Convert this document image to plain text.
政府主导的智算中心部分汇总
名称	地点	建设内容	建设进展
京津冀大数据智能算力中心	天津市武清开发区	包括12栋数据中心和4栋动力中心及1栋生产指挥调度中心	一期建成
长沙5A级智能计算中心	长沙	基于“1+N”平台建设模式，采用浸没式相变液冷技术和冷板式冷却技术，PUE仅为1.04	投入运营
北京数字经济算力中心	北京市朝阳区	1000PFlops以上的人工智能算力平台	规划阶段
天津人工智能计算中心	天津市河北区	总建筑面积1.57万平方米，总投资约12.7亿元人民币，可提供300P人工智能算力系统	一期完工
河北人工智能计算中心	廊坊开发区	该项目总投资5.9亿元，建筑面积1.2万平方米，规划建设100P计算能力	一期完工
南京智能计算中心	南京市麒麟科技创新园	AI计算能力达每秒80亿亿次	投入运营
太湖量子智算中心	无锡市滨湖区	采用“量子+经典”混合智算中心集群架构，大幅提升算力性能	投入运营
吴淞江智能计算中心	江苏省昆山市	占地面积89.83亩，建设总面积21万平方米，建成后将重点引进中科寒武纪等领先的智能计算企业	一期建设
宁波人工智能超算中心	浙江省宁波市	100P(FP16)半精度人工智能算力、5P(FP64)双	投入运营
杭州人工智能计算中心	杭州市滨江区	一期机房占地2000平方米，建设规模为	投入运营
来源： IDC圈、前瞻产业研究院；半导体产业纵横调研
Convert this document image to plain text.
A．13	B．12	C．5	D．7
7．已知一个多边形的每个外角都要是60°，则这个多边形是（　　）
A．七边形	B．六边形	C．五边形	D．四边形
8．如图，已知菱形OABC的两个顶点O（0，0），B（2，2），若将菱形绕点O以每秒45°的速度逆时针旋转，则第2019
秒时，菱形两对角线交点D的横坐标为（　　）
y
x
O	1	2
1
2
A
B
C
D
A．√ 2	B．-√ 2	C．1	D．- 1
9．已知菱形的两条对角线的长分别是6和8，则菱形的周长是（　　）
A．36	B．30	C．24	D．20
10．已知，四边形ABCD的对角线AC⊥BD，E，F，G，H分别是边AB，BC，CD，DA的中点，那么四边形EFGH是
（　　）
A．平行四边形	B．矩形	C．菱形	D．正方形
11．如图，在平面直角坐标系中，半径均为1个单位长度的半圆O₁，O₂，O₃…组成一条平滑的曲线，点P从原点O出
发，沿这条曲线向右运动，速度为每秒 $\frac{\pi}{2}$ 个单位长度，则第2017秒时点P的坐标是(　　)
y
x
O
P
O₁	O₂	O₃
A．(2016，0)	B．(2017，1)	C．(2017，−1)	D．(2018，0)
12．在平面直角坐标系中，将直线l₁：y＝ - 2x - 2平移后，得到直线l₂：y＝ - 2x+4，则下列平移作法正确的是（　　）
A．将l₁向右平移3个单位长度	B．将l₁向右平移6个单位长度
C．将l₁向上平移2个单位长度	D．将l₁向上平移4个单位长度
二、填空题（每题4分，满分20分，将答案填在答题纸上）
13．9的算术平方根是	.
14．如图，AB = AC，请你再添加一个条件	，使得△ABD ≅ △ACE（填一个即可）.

| Directions |
Faithfully transcribe the whole of the data.

| Solution for this problem |
Convert this document image to plain text.
政府主导的智算中心部分汇总
名称	地点	建设内容	建设进展
京津冀大数据智能算力中心	天津市武清开发区	包括12栋数据中心和4栋动力中心及1栋生产指挥调度中心	一期建成
长沙5A级智能计算中心	长沙	基于“1+N”平台建设模式，采用浸没式相变液冷技术和冷板式冷却技术，PUE仅为1.04	投入运营
北京数字经济算力中心	北京市朝阳区	1000PFlops以上的人工智能算力平台	规划阶段
天津人工智能计算中心	天津市河北区	总建筑面积1.57万平方米，总投资约12.7亿元人民币，可提供300P人工智能算力系统	一期完工
河北人工智能计算中心	廊坊开发区	该项目总投资5.9亿元，建筑面积1.2万平方米，规划建设100P计算能力	一期完工
南京智能计算中心	南京市麒麟科技创新园	AI计算能力达每秒80亿亿次	投入运营
太湖量子智算中心	无锡市滨湖区	采用“量子+经典”混合智算中心集群架构，大幅提升算力性能	投入运营
吴淞江智能计算中心	江苏省昆山市	占地面积89.83亩，建设总面积21万平方米，建成后将重点引进中科寒武纪等领先的智能计算企业	一期建设
宁波人工智能超算中心	浙江省宁波市	100P(FP16)半精度人工智能算力、5P(FP64)双	投入运营
杭州人工智能计算中心	杭州市滨江区	一期机房占地2000平方米，建设规模为	投入运营
来源： IDC圈、前瞻产业研究院；半导体产业纵横调研
Convert this document image to plain text.
A．13	B．12	C．5	D．7
7．已知一个多边形的每个外角都要是60°，则这个多边形是（　　）
A．七边形	B．六边形	C．五边形	D．四边形
8．如图，已知菱形OABC的两个顶点O（0，0），B（2，2），若将菱形绕点O以每秒45°的速度逆时针旋转，则第2019
秒时，菱形两对角线交点D的横坐标为（　　）
y
x
O	1	2
1
2
A
B
C
D
A．√ 2	B．-√ 2	C．1	D．- 1
9．已知菱形的两条对角线的长分别是6和8，则菱形的周长是（　　）
A．36	B．30	C．24	D．20
10．已知，四边形ABCD的对角线AC⊥BD，E，F，G，H分别是边AB，BC，CD，DA的中点，那么四边形EFGH是
（　　）
A．平行四边形	B．矩形	C．菱形	D．正方形
11．如图，在平面直角坐标系中，半径均为1个单位长度的半圆O₁，O₂，O₃…组成一条平滑的曲线，点P从原点O出
发，沿这条曲线向右运动，速度为每秒 $\frac{\pi}{2}$ 个单位长度，则第2017秒时点P的坐标是(　　)
y
x
O
P
O₁	O₂	O₃
A．(2016，0)	B．(2017，1)	C．(2017，−1)	D．(2018，0)
12．在平面直角坐标系中，将直线l₁：y＝ - 2x - 2平移后，得到直线l₂：y＝ - 2x+4，则下列平移作法正确的是（　　）
A．将l₁向右平移3个单位长度	B．将l₁向右平移6个单位长度
C．将l₁向上平移2个单位长度	D．将l₁向上平移4个单位长度
二、填空题（每题4分，满分20分，将答案填在答题纸上）
13．9的算术平方根是	.
14．如图，AB = AC，请你再添加一个条件	，使得△ABD ≅ △ACE（填一个即可）.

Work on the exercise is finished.